● REQUEST:
Search the data for the word "this" and copy every line that contains it.
+++
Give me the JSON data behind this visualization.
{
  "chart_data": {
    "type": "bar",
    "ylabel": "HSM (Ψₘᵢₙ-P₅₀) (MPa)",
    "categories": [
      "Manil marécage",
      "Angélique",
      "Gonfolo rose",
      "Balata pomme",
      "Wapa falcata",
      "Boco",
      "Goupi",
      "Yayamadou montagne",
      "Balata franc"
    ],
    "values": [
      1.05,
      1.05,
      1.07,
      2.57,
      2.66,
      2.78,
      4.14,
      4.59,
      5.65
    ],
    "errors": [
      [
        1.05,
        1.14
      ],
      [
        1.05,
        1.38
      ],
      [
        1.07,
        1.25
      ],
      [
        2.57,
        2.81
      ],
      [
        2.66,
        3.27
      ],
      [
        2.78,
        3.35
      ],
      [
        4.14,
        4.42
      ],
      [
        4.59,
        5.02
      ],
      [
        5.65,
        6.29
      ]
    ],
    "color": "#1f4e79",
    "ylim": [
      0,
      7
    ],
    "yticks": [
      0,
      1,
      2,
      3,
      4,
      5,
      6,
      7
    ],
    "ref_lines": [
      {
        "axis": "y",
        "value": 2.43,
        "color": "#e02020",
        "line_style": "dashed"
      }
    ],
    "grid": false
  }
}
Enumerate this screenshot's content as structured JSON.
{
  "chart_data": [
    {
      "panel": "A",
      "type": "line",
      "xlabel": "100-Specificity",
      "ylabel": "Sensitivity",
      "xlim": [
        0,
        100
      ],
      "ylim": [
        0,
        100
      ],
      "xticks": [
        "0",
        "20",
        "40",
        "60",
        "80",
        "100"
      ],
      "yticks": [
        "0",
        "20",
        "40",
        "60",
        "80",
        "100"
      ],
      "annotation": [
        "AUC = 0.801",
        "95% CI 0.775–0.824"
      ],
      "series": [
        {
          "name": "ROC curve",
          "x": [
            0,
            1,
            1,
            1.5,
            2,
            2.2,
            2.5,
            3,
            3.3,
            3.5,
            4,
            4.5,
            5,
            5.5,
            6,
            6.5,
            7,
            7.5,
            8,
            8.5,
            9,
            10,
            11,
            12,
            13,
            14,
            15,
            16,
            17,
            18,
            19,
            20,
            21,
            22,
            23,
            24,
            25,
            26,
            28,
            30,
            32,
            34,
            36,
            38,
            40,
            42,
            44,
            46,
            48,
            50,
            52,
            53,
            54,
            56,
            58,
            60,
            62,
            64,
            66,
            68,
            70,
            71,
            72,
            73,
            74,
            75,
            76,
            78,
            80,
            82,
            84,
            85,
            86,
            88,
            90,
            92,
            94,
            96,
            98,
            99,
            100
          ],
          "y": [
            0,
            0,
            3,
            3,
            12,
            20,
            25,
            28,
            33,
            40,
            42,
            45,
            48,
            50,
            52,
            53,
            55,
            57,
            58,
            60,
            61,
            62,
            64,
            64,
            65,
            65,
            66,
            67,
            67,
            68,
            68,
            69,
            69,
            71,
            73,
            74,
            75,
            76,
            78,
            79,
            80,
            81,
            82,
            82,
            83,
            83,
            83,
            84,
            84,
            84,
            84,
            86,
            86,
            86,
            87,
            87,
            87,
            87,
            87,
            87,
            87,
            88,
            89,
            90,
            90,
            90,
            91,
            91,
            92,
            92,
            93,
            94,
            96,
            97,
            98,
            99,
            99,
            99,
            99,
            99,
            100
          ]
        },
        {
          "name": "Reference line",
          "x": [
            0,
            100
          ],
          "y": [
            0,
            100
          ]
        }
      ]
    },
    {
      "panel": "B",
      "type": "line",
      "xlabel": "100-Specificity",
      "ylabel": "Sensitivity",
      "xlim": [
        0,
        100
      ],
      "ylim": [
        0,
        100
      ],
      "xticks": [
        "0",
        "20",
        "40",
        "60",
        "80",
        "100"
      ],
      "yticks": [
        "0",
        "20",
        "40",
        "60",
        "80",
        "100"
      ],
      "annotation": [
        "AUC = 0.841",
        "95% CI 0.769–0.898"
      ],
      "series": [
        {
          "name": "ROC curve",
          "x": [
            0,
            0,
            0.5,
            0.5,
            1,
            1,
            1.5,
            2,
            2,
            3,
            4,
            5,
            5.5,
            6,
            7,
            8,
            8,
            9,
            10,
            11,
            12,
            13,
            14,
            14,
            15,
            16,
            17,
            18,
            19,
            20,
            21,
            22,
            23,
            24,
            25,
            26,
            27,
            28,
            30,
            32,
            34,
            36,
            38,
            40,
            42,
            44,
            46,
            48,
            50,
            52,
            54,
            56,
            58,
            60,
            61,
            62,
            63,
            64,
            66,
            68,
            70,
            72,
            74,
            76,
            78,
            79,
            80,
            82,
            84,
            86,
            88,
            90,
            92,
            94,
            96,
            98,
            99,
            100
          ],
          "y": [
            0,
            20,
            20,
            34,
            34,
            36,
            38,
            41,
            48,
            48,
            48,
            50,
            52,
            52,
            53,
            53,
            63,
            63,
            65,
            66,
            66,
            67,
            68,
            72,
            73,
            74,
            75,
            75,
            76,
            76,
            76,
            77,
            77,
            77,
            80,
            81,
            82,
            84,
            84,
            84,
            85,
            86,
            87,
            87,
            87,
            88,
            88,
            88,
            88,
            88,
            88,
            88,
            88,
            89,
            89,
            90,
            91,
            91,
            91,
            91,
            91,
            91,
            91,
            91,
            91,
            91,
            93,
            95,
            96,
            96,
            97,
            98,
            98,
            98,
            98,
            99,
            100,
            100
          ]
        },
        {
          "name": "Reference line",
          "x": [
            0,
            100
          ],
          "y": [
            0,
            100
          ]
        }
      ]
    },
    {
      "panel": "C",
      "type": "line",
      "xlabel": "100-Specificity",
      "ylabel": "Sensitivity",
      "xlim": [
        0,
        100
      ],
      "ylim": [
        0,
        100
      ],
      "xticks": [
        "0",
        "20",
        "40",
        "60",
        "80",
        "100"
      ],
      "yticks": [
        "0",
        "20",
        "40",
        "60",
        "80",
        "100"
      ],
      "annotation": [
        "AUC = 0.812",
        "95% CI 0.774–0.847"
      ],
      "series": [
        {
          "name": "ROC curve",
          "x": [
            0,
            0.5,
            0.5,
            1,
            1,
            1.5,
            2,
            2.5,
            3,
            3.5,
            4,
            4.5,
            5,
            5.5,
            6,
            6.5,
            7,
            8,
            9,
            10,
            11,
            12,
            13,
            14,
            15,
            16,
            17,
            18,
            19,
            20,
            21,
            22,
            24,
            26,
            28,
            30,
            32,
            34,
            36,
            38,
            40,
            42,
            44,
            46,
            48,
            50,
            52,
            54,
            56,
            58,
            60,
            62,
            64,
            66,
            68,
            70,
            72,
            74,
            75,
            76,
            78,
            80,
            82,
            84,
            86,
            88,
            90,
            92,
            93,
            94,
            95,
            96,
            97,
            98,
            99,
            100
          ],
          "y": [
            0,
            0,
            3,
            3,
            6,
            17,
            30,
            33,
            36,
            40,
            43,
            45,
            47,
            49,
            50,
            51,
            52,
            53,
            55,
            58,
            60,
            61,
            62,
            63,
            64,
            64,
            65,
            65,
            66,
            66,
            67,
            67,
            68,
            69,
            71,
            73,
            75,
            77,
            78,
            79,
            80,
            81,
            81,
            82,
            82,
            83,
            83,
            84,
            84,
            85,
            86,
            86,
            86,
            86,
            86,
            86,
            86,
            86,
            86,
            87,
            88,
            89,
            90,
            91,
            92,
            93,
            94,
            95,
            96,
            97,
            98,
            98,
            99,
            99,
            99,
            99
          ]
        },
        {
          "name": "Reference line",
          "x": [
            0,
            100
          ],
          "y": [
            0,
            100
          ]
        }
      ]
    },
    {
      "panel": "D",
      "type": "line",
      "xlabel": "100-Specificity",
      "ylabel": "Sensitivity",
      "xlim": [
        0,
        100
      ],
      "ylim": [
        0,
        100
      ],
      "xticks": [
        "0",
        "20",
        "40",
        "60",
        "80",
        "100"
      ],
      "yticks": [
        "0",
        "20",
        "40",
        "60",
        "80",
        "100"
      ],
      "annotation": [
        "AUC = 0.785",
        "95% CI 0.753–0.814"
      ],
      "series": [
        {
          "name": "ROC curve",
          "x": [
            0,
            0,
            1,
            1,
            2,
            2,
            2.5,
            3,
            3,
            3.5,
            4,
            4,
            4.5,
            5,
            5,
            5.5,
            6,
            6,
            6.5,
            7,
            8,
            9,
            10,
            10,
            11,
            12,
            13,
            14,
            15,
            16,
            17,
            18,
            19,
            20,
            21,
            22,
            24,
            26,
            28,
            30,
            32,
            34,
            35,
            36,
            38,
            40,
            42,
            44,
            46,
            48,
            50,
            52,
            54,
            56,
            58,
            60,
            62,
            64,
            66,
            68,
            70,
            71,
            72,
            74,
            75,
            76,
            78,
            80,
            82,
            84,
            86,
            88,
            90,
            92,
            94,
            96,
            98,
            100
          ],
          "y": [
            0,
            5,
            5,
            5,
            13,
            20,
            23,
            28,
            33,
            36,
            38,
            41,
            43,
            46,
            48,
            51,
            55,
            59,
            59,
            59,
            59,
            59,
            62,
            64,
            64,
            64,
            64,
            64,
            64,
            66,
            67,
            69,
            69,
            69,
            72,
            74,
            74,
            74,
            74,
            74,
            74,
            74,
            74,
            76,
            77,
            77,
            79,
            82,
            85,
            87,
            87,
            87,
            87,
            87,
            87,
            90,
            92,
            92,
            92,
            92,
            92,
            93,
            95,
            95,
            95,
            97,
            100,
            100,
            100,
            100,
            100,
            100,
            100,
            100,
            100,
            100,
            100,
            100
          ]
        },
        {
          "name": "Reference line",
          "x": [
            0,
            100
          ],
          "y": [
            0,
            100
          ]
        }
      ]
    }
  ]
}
+++
● PROBLEM SOLUTION:
Give me the JSON data behind this visualization.
Enumerate this screenshot's content as structured JSON.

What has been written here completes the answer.